• **What is required**
Quote every line below exactly and skip any picture.

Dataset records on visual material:
================
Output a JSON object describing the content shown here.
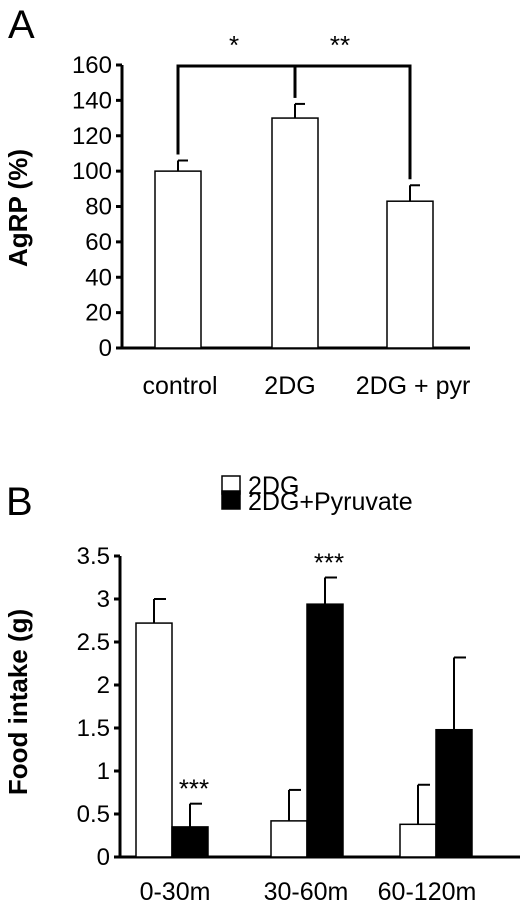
{
  "chart_data": [
    {
      "panel": "A",
      "type": "bar",
      "ylabel": "AgRP (%)",
      "xlabel": "",
      "ylim": [
        0,
        160
      ],
      "yticks": [
        0,
        20,
        40,
        60,
        80,
        100,
        120,
        140,
        160
      ],
      "categories": [
        "control",
        "2DG",
        "2DG + pyr"
      ],
      "values": [
        100,
        130,
        83
      ],
      "errors": [
        6,
        8,
        9
      ],
      "bar_color": "#ffffff",
      "significance": [
        {
          "between": [
            "control",
            "2DG"
          ],
          "label": "*"
        },
        {
          "between": [
            "2DG",
            "2DG + pyr"
          ],
          "label": "**"
        }
      ]
    },
    {
      "panel": "B",
      "type": "bar",
      "ylabel": "Food intake (g)",
      "xlabel": "",
      "ylim": [
        0,
        3.5
      ],
      "yticks": [
        0,
        0.5,
        1,
        1.5,
        2,
        2.5,
        3,
        3.5
      ],
      "categories": [
        "0-30m",
        "30-60m",
        "60-120m"
      ],
      "series": [
        {
          "name": "2DG",
          "color": "#ffffff",
          "values": [
            2.72,
            0.42,
            0.38
          ],
          "errors": [
            0.28,
            0.36,
            0.46
          ]
        },
        {
          "name": "2DG+Pyruvate",
          "color": "#000000",
          "values": [
            0.35,
            2.94,
            1.48
          ],
          "errors": [
            0.27,
            0.31,
            0.84
          ]
        }
      ],
      "annotations": [
        {
          "category": "0-30m",
          "series": "2DG+Pyruvate",
          "label": "***"
        },
        {
          "category": "30-60m",
          "series": "2DG+Pyruvate",
          "label": "***"
        }
      ],
      "legend": "top"
    }
  ]
}
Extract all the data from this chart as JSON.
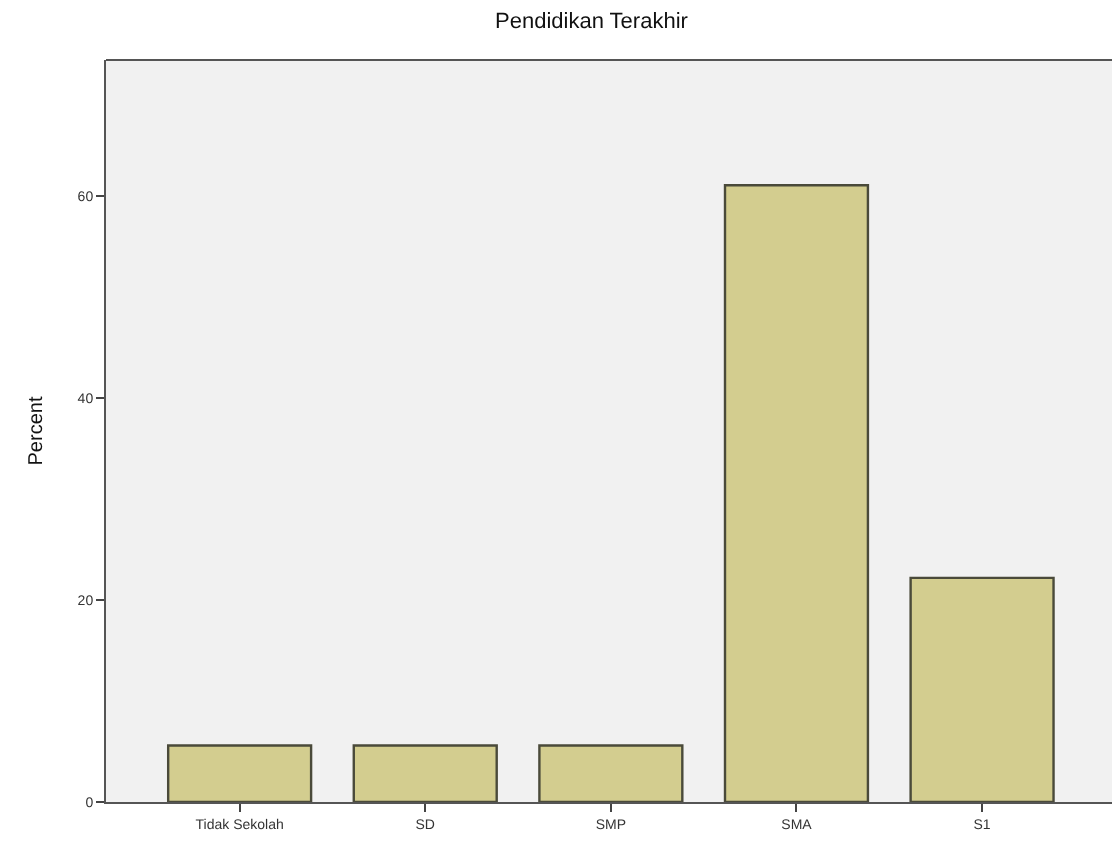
{
  "chart_data": {
    "type": "bar",
    "title": "Pendidikan Terakhir",
    "ylabel": "Percent",
    "categories": [
      "Tidak Sekolah",
      "SD",
      "SMP",
      "SMA",
      "S1"
    ],
    "values": [
      5.6,
      5.6,
      5.6,
      61.1,
      22.2
    ],
    "color": "#d3cd8f",
    "ylim": [
      0,
      73.5
    ],
    "yticks": [
      0,
      20,
      40,
      60
    ],
    "grid": false
  }
}
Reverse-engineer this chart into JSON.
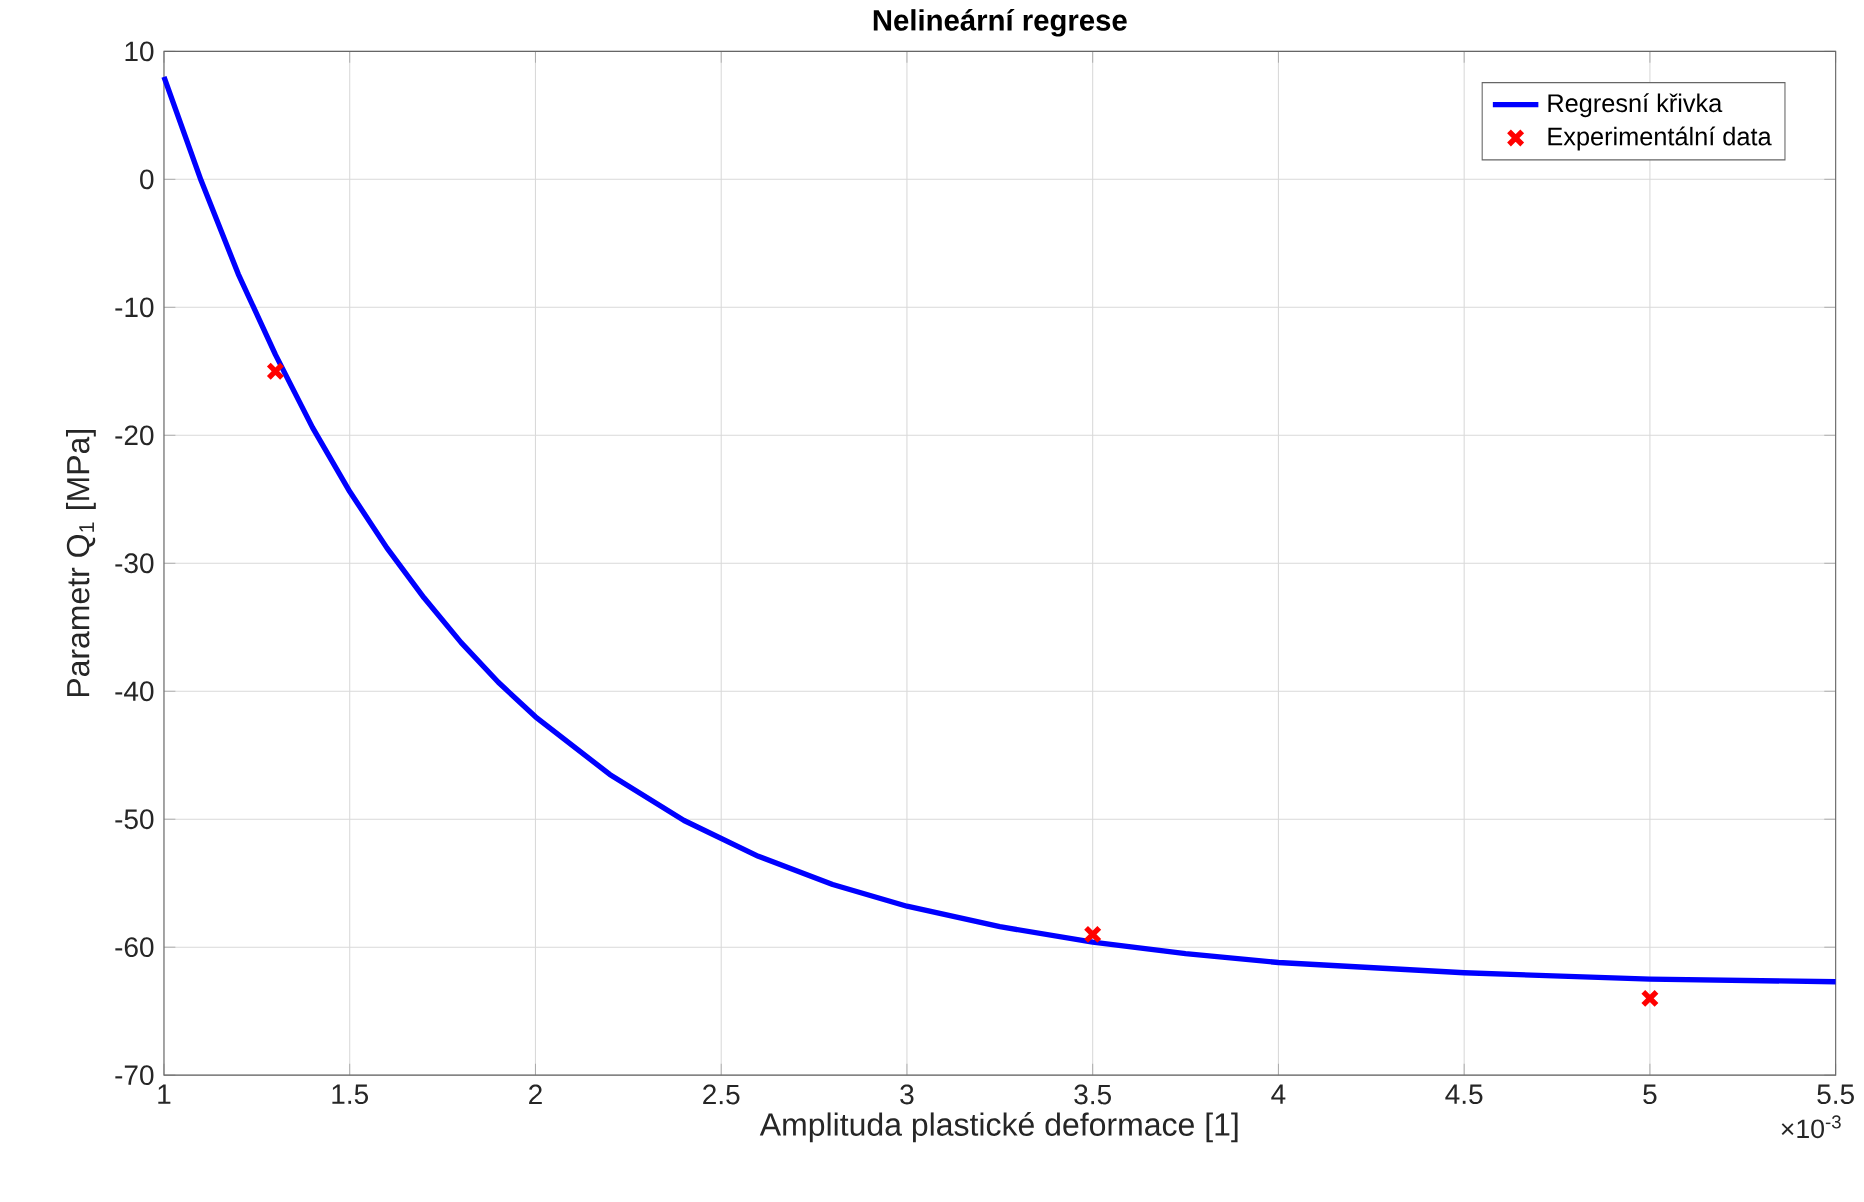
{
  "chart_data": {
    "type": "line",
    "title": "**Nelineární regrese**",
    "xlabel": "Amplituda plastické deformace [1]",
    "ylabel": "Parametr Q$_{1}$ [MPa]",
    "xlim": [
      1,
      5.5
    ],
    "ylim": [
      -70,
      10
    ],
    "xticks": [
      1,
      1.5,
      2,
      2.5,
      3,
      3.5,
      4,
      4.5,
      5,
      5.5
    ],
    "yticks": [
      -70,
      -60,
      -50,
      -40,
      -30,
      -20,
      -10,
      0,
      10
    ],
    "grid": true,
    "legend": "top right",
    "annotations": [
      "×10$^{-3}$"
    ],
    "series": [
      {
        "name": "Regresní křivka",
        "color": "#0000ff",
        "marker": "none",
        "line_style": "solid",
        "x": [
          1,
          1.1,
          1.2,
          1.3,
          1.4,
          1.5,
          1.6,
          1.7,
          1.8,
          1.9,
          2,
          2.2,
          2.4,
          2.6,
          2.8,
          3,
          3.25,
          3.5,
          3.75,
          4,
          4.5,
          5,
          5.5
        ],
        "values": [
          8,
          -0.1,
          -7.4,
          -13.7,
          -19.4,
          -24.4,
          -28.8,
          -32.7,
          -36.2,
          -39.3,
          -42,
          -46.5,
          -50.1,
          -52.9,
          -55.1,
          -56.8,
          -58.4,
          -59.6,
          -60.5,
          -61.2,
          -62,
          -62.5,
          -62.7
        ]
      },
      {
        "name": "Experimentální data",
        "type": "scatter",
        "color": "#ff0000",
        "marker": "cross",
        "x": [
          1.3,
          3.5,
          5
        ],
        "values": [
          -15,
          -59,
          -64
        ]
      }
    ]
  }
}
================
• **Output of the exercise**
Output a JSON object describing the content shown here.
{
  "chart_data": [
    {
      "panel": "A",
      "type": "bar",
      "ylabel": "AgRP (%)",
      "xlabel": "",
      "ylim": [
        0,
        160
      ],
      "yticks": [
        0,
        20,
        40,
        60,
        80,
        100,
        120,
        140,
        160
      ],
      "categories": [
        "control",
        "2DG",
        "2DG + pyr"
      ],
      "values": [
        100,
        130,
        83
      ],
      "errors": [
        6,
        8,
        9
      ],
      "bar_color": "#ffffff",
      "significance": [
        {
          "between": [
            "control",
            "2DG"
          ],
          "label": "*"
        },
        {
          "between": [
            "2DG",
            "2DG + pyr"
          ],
          "label": "**"
        }
      ]
    },
    {
      "panel": "B",
      "type": "bar",
      "ylabel": "Food intake (g)",
      "xlabel": "",
      "ylim": [
        0,
        3.5
      ],
      "yticks": [
        0,
        0.5,
        1,
        1.5,
        2,
        2.5,
        3,
        3.5
      ],
      "categories": [
        "0-30m",
        "30-60m",
        "60-120m"
      ],
      "series": [
        {
          "name": "2DG",
          "color": "#ffffff",
          "values": [
            2.72,
            0.42,
            0.38
          ],
          "errors": [
            0.28,
            0.36,
            0.46
          ]
        },
        {
          "name": "2DG+Pyruvate",
          "color": "#000000",
          "values": [
            0.35,
            2.94,
            1.48
          ],
          "errors": [
            0.27,
            0.31,
            0.84
          ]
        }
      ],
      "annotations": [
        {
          "category": "0-30m",
          "series": "2DG+Pyruvate",
          "label": "***"
        },
        {
          "category": "30-60m",
          "series": "2DG+Pyruvate",
          "label": "***"
        }
      ],
      "legend": "top"
    }
  ]
}
Extract all the data from this chart as JSON.
{
  "chart_data": {
    "type": "bar",
    "title": "Pendidikan Terakhir",
    "ylabel": "Percent",
    "categories": [
      "Tidak Sekolah",
      "SD",
      "SMP",
      "SMA",
      "S1"
    ],
    "values": [
      5.6,
      5.6,
      5.6,
      61.1,
      22.2
    ],
    "color": "#d3cd8f",
    "ylim": [
      0,
      73.5
    ],
    "yticks": [
      0,
      20,
      40,
      60
    ],
    "grid": false
  }
}
Reverse-engineer this chart into JSON.
{
  "chart_data": {
    "type": "line",
    "title": "**Nelineární regrese**",
    "xlabel": "Amplituda plastické deformace [1]",
    "ylabel": "Parametr Q$_{1}$ [MPa]",
    "xlim": [
      1,
      5.5
    ],
    "ylim": [
      -70,
      10
    ],
    "xticks": [
      1,
      1.5,
      2,
      2.5,
      3,
      3.5,
      4,
      4.5,
      5,
      5.5
    ],
    "yticks": [
      -70,
      -60,
      -50,
      -40,
      -30,
      -20,
      -10,
      0,
      10
    ],
    "grid": true,
    "legend": "top right",
    "annotations": [
      "×10$^{-3}$"
    ],
    "series": [
      {
        "name": "Regresní křivka",
        "color": "#0000ff",
        "marker": "none",
        "line_style": "solid",
        "x": [
          1,
          1.1,
          1.2,
          1.3,
          1.4,
          1.5,
          1.6,
          1.7,
          1.8,
          1.9,
          2,
          2.2,
          2.4,
          2.6,
          2.8,
          3,
          3.25,
          3.5,
          3.75,
          4,
          4.5,
          5,
          5.5
        ],
        "values": [
          8,
          -0.1,
          -7.4,
          -13.7,
          -19.4,
          -24.4,
          -28.8,
          -32.7,
          -36.2,
          -39.3,
          -42,
          -46.5,
          -50.1,
          -52.9,
          -55.1,
          -56.8,
          -58.4,
          -59.6,
          -60.5,
          -61.2,
          -62,
          -62.5,
          -62.7
        ]
      },
      {
        "name": "Experimentální data",
        "type": "scatter",
        "color": "#ff0000",
        "marker": "cross",
        "x": [
          1.3,
          3.5,
          5
        ],
        "values": [
          -15,
          -59,
          -64
        ]
      }
    ]
  }
}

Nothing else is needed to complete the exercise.